<<<<

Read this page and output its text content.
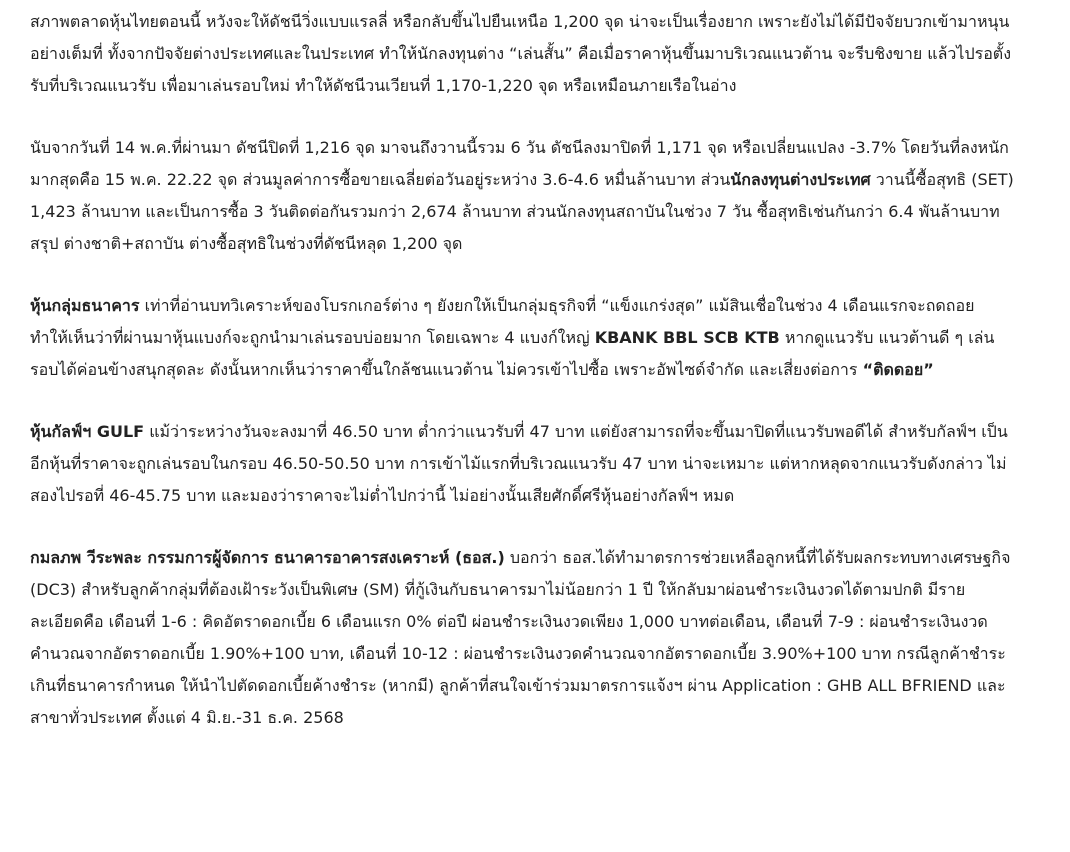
สภาพตลาดหุ้นไทยตอนนี้ หวังจะให้ดัชนีวิ่งแบบแรลลี่ หรือกลับขึ้นไปยืนเหนือ 1,200 จุด น่าจะเป็นเรื่องยาก เพราะยังไม่ได้มีปัจจัยบวกเข้ามาหนุนอย่างเต็มที่ ทั้งจากปัจจัยต่างประเทศและในประเทศ ทำให้นักลงทุนต่าง “เล่นสั้น” คือเมื่อราคาหุ้นขึ้นมาบริเวณแนวต้าน จะรีบชิงขาย แล้วไปรอตั้งรับที่บริเวณแนวรับ เพื่อมาเล่นรอบใหม่ ทำให้ดัชนีวนเวียนที่ 1,170-1,220 จุด หรือเหมือนภายเรือในอ่าง

นับจากวันที่ 14 พ.ค.ที่ผ่านมา ดัชนีปิดที่ 1,216 จุด มาจนถึงวานนี้รวม 6 วัน ดัชนีลงมาปิดที่ 1,171 จุด หรือเปลี่ยนแปลง -3.7% โดยวันที่ลงหนักมากสุดคือ 15 พ.ค. 22.22 จุด ส่วนมูลค่าการซื้อขายเฉลี่ยต่อวันอยู่ระหว่าง 3.6-4.6 หมื่นล้านบาท ส่วนนักลงทุนต่างประเทศ วานนี้ซื้อสุทธิ (SET) 1,423 ล้านบาท และเป็นการซื้อ 3 วันติดต่อกันรวมกว่า 2,674 ล้านบาท ส่วนนักลงทุนสถาบันในช่วง 7 วัน ซื้อสุทธิเช่นกันกว่า 6.4 พันล้านบาท สรุป ต่างชาติ+สถาบัน ต่างซื้อสุทธิในช่วงที่ดัชนีหลุด 1,200 จุด

หุ้นกลุ่มธนาคาร เท่าที่อ่านบทวิเคราะห์ของโบรกเกอร์ต่าง ๆ ยังยกให้เป็นกลุ่มธุรกิจที่ “แข็งแกร่งสุด” แม้สินเชื่อในช่วง 4 เดือนแรกจะถดถอย ทำให้เห็นว่าที่ผ่านมาหุ้นแบงก์จะถูกนำมาเล่นรอบบ่อยมาก โดยเฉพาะ 4 แบงก์ใหญ่ KBANK BBL SCB KTB หากดูแนวรับ แนวต้านดี ๆ เล่นรอบได้ค่อนข้างสนุกสุดละ ดังนั้นหากเห็นว่าราคาขึ้นใกล้ชนแนวต้าน ไม่ควรเข้าไปซื้อ เพราะอัพไซด์จำกัด และเสี่ยงต่อการ “ติดดอย”

หุ้นกัลฟ์ฯ GULF แม้ว่าระหว่างวันจะลงมาที่ 46.50 บาท ต่ำกว่าแนวรับที่ 47 บาท แต่ยังสามารถที่จะขึ้นมาปิดที่แนวรับพอดีได้ สำหรับกัลฟ์ฯ เป็นอีกหุ้นที่ราคาจะถูกเล่นรอบในกรอบ 46.50-50.50 บาท การเข้าไม้แรกที่บริเวณแนวรับ 47 บาท น่าจะเหมาะ แต่หากหลุดจากแนวรับดังกล่าว ไม่สองไปรอที่ 46-45.75 บาท และมองว่าราคาจะไม่ต่ำไปกว่านี้ ไม่อย่างนั้นเสียศักดิ์ศรีหุ้นอย่างกัลฟ์ฯ หมด

กมลภพ วีระพละ กรรมการผู้จัดการ ธนาคารอาคารสงเคราะห์ (ธอส.) บอกว่า ธอส.ได้ทำมาตรการช่วยเหลือลูกหนี้ที่ได้รับผลกระทบทางเศรษฐกิจ (DC3) สำหรับลูกค้ากลุ่มที่ต้องเฝ้าระวังเป็นพิเศษ (SM) ที่กู้เงินกับธนาคารมาไม่น้อยกว่า 1 ปี ให้กลับมาผ่อนชำระเงินงวดได้ตามปกติ มีรายละเอียดคือ เดือนที่ 1-6 : คิดอัตราดอกเบี้ย 6 เดือนแรก 0% ต่อปี ผ่อนชำระเงินงวดเพียง 1,000 บาทต่อเดือน, เดือนที่ 7-9 : ผ่อนชำระเงินงวดคำนวณจากอัตราดอกเบี้ย 1.90%+100 บาท, เดือนที่ 10-12 : ผ่อนชำระเงินงวดคำนวณจากอัตราดอกเบี้ย 3.90%+100 บาท กรณีลูกค้าชำระเกินที่ธนาคารกำหนด ให้นำไปตัดดอกเบี้ยค้างชำระ (หากมี) ลูกค้าที่สนใจเข้าร่วมมาตรการแจ้งฯ ผ่าน Application : GHB ALL BFRIEND และสาขาทั่วประเทศ ตั้งแต่ 4 มิ.ย.-31 ธ.ค. 2568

>>>>

- DO THIS -
Copy out each line word for word, please, skipping the images.

- TASK RESULT -
Read this page and output its text content.
สภาพตลาดหุ้นไทยตอนนี้ หวังจะให้ดัชนีวิ่งแบบแรลลี่ หรือกลับขึ้นไปยืนเหนือ 1,200 จุด น่าจะเป็นเรื่องยาก เพราะยังไม่ได้มีปัจจัยบวกเข้ามาหนุนอย่างเต็มที่ ทั้งจากปัจจัยต่างประเทศและในประเทศ ทำให้นักลงทุนต่าง “เล่นสั้น” คือเมื่อราคาหุ้นขึ้นมาบริเวณแนวต้าน จะรีบชิงขาย แล้วไปรอตั้งรับที่บริเวณแนวรับ เพื่อมาเล่นรอบใหม่ ทำให้ดัชนีวนเวียนที่ 1,170-1,220 จุด หรือเหมือนภายเรือในอ่าง

นับจากวันที่ 14 พ.ค.ที่ผ่านมา ดัชนีปิดที่ 1,216 จุด มาจนถึงวานนี้รวม 6 วัน ดัชนีลงมาปิดที่ 1,171 จุด หรือเปลี่ยนแปลง -3.7% โดยวันที่ลงหนักมากสุดคือ 15 พ.ค. 22.22 จุด ส่วนมูลค่าการซื้อขายเฉลี่ยต่อวันอยู่ระหว่าง 3.6-4.6 หมื่นล้านบาท ส่วนนักลงทุนต่างประเทศ วานนี้ซื้อสุทธิ (SET) 1,423 ล้านบาท และเป็นการซื้อ 3 วันติดต่อกันรวมกว่า 2,674 ล้านบาท ส่วนนักลงทุนสถาบันในช่วง 7 วัน ซื้อสุทธิเช่นกันกว่า 6.4 พันล้านบาท สรุป ต่างชาติ+สถาบัน ต่างซื้อสุทธิในช่วงที่ดัชนีหลุด 1,200 จุด

หุ้นกลุ่มธนาคาร เท่าที่อ่านบทวิเคราะห์ของโบรกเกอร์ต่าง ๆ ยังยกให้เป็นกลุ่มธุรกิจที่ “แข็งแกร่งสุด” แม้สินเชื่อในช่วง 4 เดือนแรกจะถดถอย ทำให้เห็นว่าที่ผ่านมาหุ้นแบงก์จะถูกนำมาเล่นรอบบ่อยมาก โดยเฉพาะ 4 แบงก์ใหญ่ KBANK BBL SCB KTB หากดูแนวรับ แนวต้านดี ๆ เล่นรอบได้ค่อนข้างสนุกสุดละ ดังนั้นหากเห็นว่าราคาขึ้นใกล้ชนแนวต้าน ไม่ควรเข้าไปซื้อ เพราะอัพไซด์จำกัด และเสี่ยงต่อการ “ติดดอย”

หุ้นกัลฟ์ฯ GULF แม้ว่าระหว่างวันจะลงมาที่ 46.50 บาท ต่ำกว่าแนวรับที่ 47 บาท แต่ยังสามารถที่จะขึ้นมาปิดที่แนวรับพอดีได้ สำหรับกัลฟ์ฯ เป็นอีกหุ้นที่ราคาจะถูกเล่นรอบในกรอบ 46.50-50.50 บาท การเข้าไม้แรกที่บริเวณแนวรับ 47 บาท น่าจะเหมาะ แต่หากหลุดจากแนวรับดังกล่าว ไม่สองไปรอที่ 46-45.75 บาท และมองว่าราคาจะไม่ต่ำไปกว่านี้ ไม่อย่างนั้นเสียศักดิ์ศรีหุ้นอย่างกัลฟ์ฯ หมด

กมลภพ วีระพละ กรรมการผู้จัดการ ธนาคารอาคารสงเคราะห์ (ธอส.) บอกว่า ธอส.ได้ทำมาตรการช่วยเหลือลูกหนี้ที่ได้รับผลกระทบทางเศรษฐกิจ (DC3) สำหรับลูกค้ากลุ่มที่ต้องเฝ้าระวังเป็นพิเศษ (SM) ที่กู้เงินกับธนาคารมาไม่น้อยกว่า 1 ปี ให้กลับมาผ่อนชำระเงินงวดได้ตามปกติ มีรายละเอียดคือ เดือนที่ 1-6 : คิดอัตราดอกเบี้ย 6 เดือนแรก 0% ต่อปี ผ่อนชำระเงินงวดเพียง 1,000 บาทต่อเดือน, เดือนที่ 7-9 : ผ่อนชำระเงินงวดคำนวณจากอัตราดอกเบี้ย 1.90%+100 บาท, เดือนที่ 10-12 : ผ่อนชำระเงินงวดคำนวณจากอัตราดอกเบี้ย 3.90%+100 บาท กรณีลูกค้าชำระเกินที่ธนาคารกำหนด ให้นำไปตัดดอกเบี้ยค้างชำระ (หากมี) ลูกค้าที่สนใจเข้าร่วมมาตรการแจ้งฯ ผ่าน Application : GHB ALL BFRIEND และสาขาทั่วประเทศ ตั้งแต่ 4 มิ.ย.-31 ธ.ค. 2568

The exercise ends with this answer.